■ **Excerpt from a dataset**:
_ _ _

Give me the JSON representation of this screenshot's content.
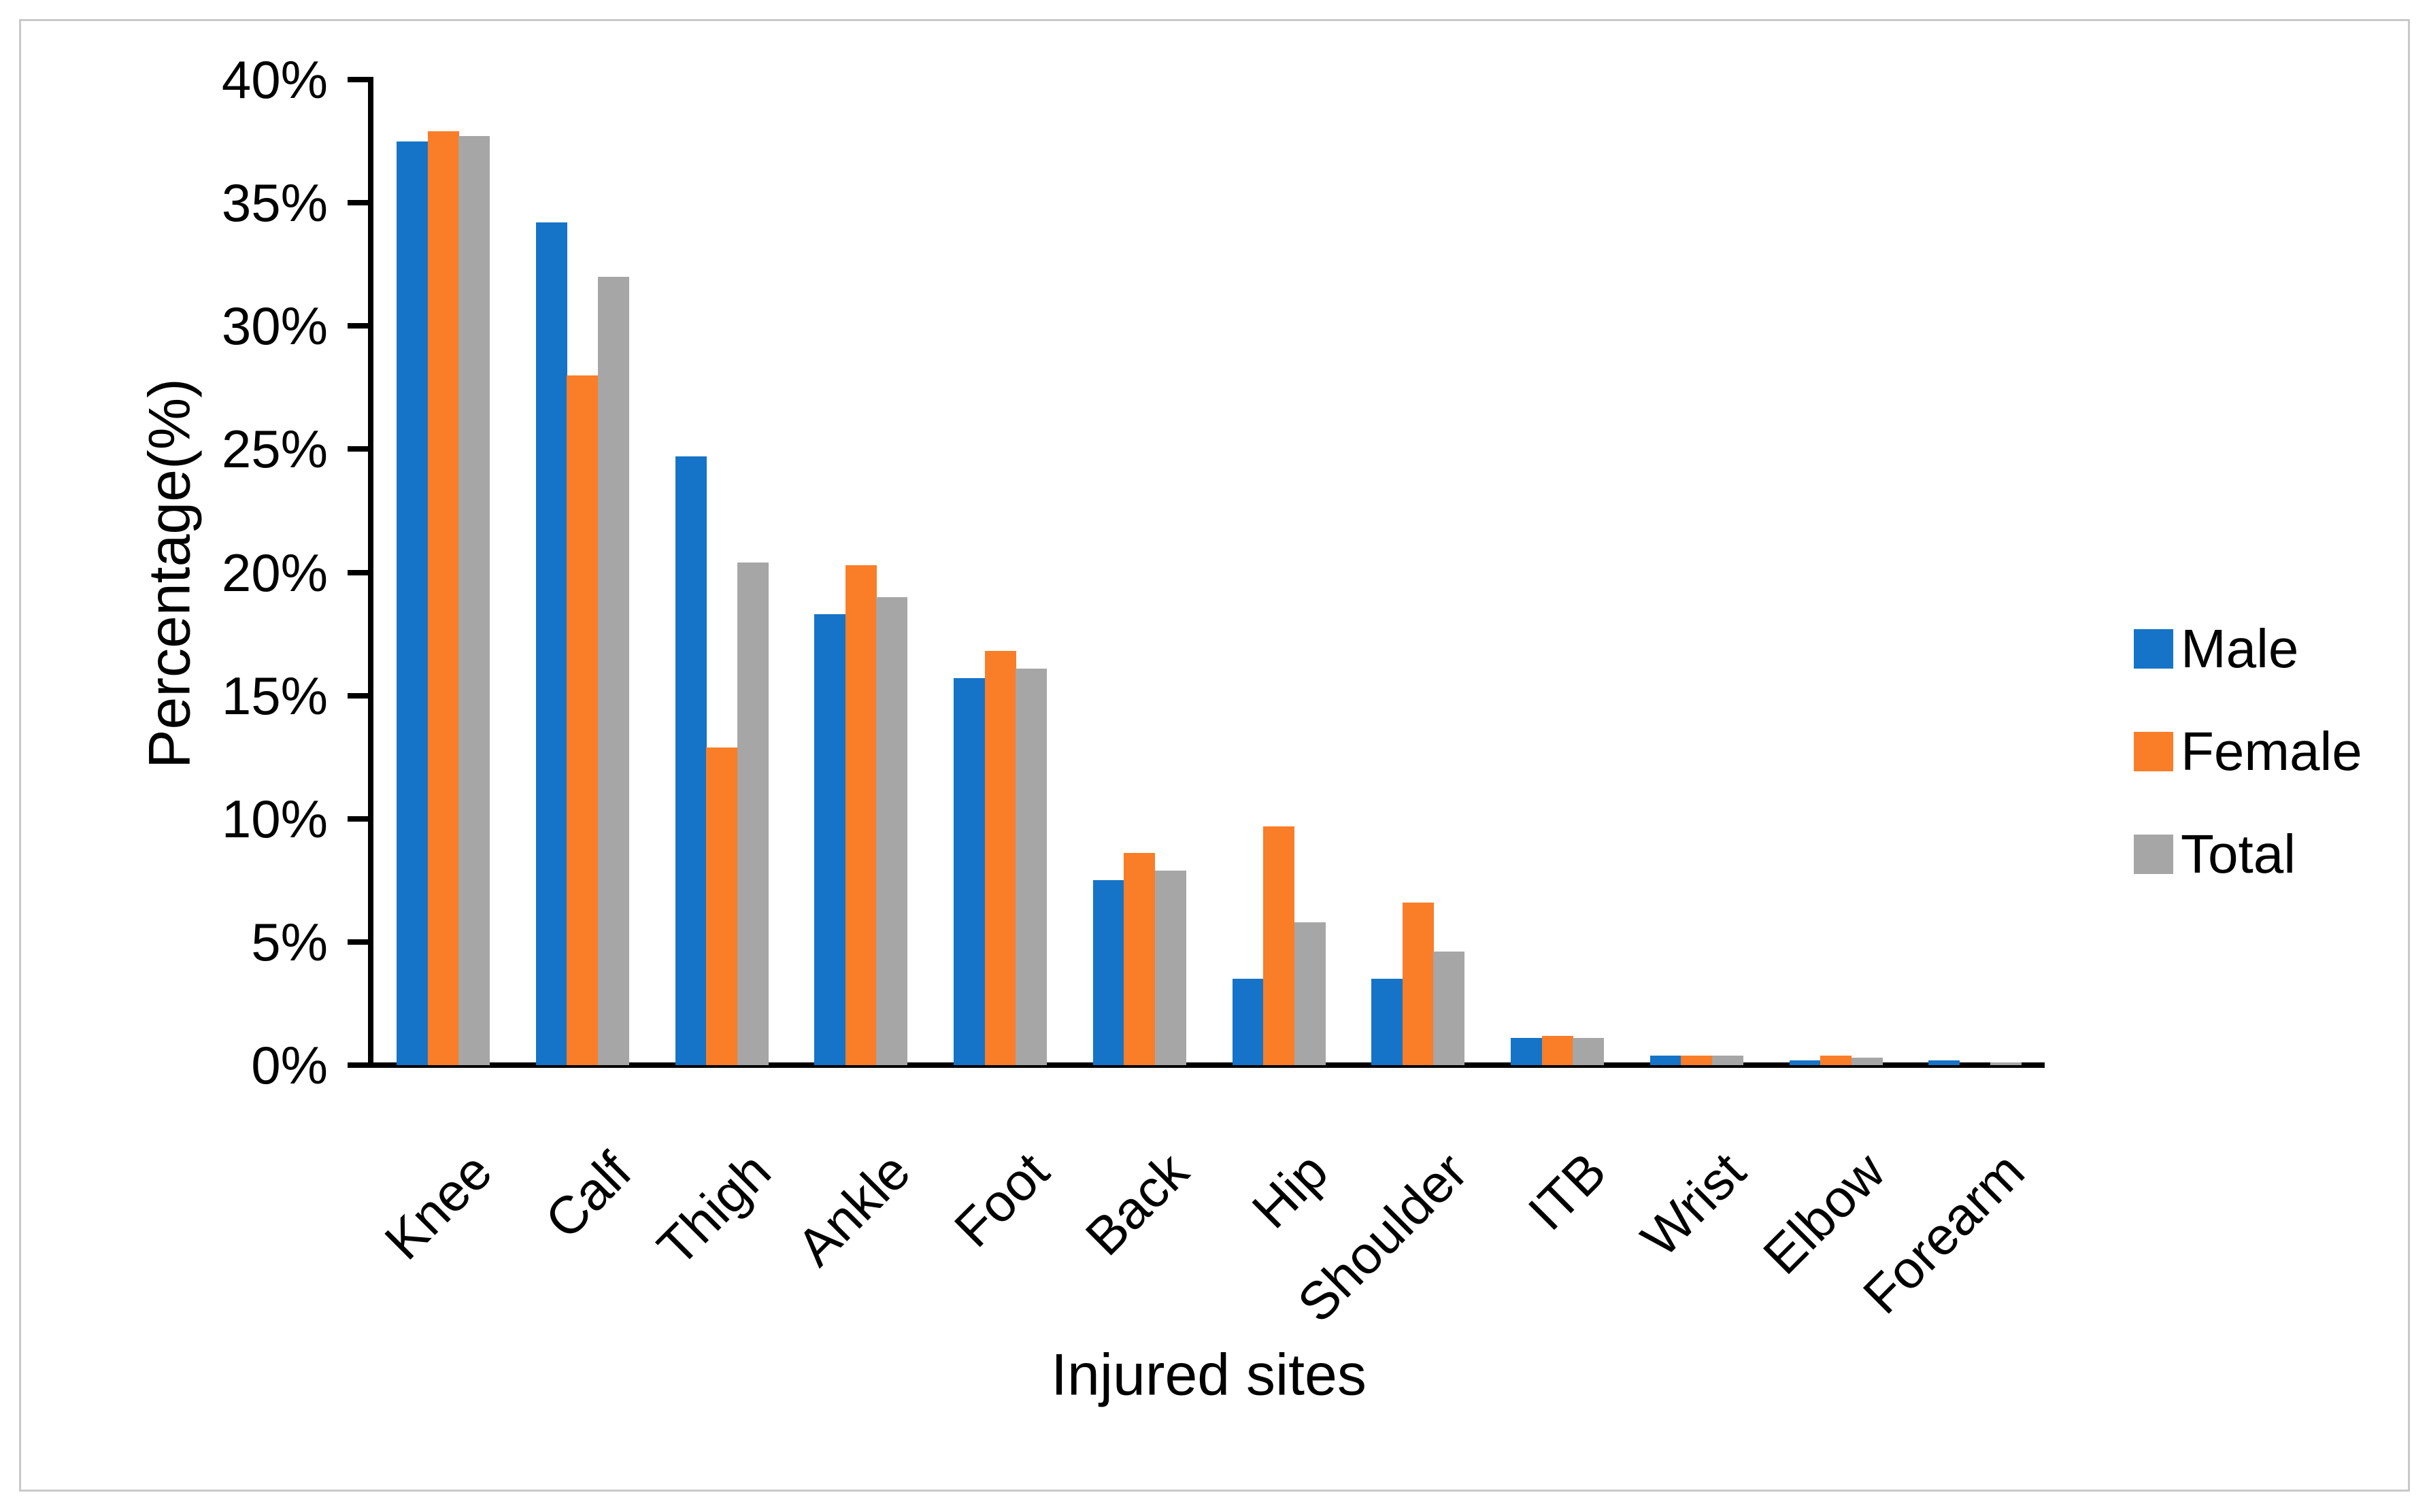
{
  "figure": {
    "background": "#FFFFFF",
    "border_color": "#C9C9C9"
  },
  "chart_data": {
    "type": "bar",
    "title": "",
    "xlabel": "Injured sites",
    "ylabel": "Percentage(%)",
    "categories": [
      "Knee",
      "Calf",
      "Thigh",
      "Ankle",
      "Foot",
      "Back",
      "Hip",
      "Shoulder",
      "ITB",
      "Wrist",
      "Elbow",
      "Forearm"
    ],
    "series": [
      {
        "name": "Male",
        "color": "#1574C7",
        "values": [
          37.5,
          34.2,
          24.7,
          18.3,
          15.7,
          7.5,
          3.5,
          3.5,
          1.1,
          0.4,
          0.2,
          0.2
        ]
      },
      {
        "name": "Female",
        "color": "#FA7D28",
        "values": [
          37.9,
          28.0,
          12.9,
          20.3,
          16.8,
          8.6,
          9.7,
          6.6,
          1.2,
          0.4,
          0.4,
          0.0
        ]
      },
      {
        "name": "Total",
        "color": "#A6A6A6",
        "values": [
          37.7,
          32.0,
          20.4,
          19.0,
          16.1,
          7.9,
          5.8,
          4.6,
          1.1,
          0.4,
          0.3,
          0.1
        ]
      }
    ],
    "y_axis": {
      "min": 0,
      "max": 40,
      "step": 5,
      "tick_labels": [
        "0%",
        "5%",
        "10%",
        "15%",
        "20%",
        "25%",
        "30%",
        "35%",
        "40%"
      ]
    },
    "legend": {
      "position": "right",
      "entries": [
        "Male",
        "Female",
        "Total"
      ]
    },
    "grid": false,
    "bar_group_gap": "narrow",
    "category_label_rotation_deg": -45
  }
}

_ _ _

■ **What needs to be done**: Copy everything in the records above except the pictures, exactly as written.

■ **Written reply**:
Give me the JSON representation of this screenshot's content.
{
  "figure": {
    "background": "#FFFFFF",
    "border_color": "#C9C9C9"
  },
  "chart_data": {
    "type": "bar",
    "title": "",
    "xlabel": "Injured sites",
    "ylabel": "Percentage(%)",
    "categories": [
      "Knee",
      "Calf",
      "Thigh",
      "Ankle",
      "Foot",
      "Back",
      "Hip",
      "Shoulder",
      "ITB",
      "Wrist",
      "Elbow",
      "Forearm"
    ],
    "series": [
      {
        "name": "Male",
        "color": "#1574C7",
        "values": [
          37.5,
          34.2,
          24.7,
          18.3,
          15.7,
          7.5,
          3.5,
          3.5,
          1.1,
          0.4,
          0.2,
          0.2
        ]
      },
      {
        "name": "Female",
        "color": "#FA7D28",
        "values": [
          37.9,
          28.0,
          12.9,
          20.3,
          16.8,
          8.6,
          9.7,
          6.6,
          1.2,
          0.4,
          0.4,
          0.0
        ]
      },
      {
        "name": "Total",
        "color": "#A6A6A6",
        "values": [
          37.7,
          32.0,
          20.4,
          19.0,
          16.1,
          7.9,
          5.8,
          4.6,
          1.1,
          0.4,
          0.3,
          0.1
        ]
      }
    ],
    "y_axis": {
      "min": 0,
      "max": 40,
      "step": 5,
      "tick_labels": [
        "0%",
        "5%",
        "10%",
        "15%",
        "20%",
        "25%",
        "30%",
        "35%",
        "40%"
      ]
    },
    "legend": {
      "position": "right",
      "entries": [
        "Male",
        "Female",
        "Total"
      ]
    },
    "grid": false,
    "bar_group_gap": "narrow",
    "category_label_rotation_deg": -45
  }
}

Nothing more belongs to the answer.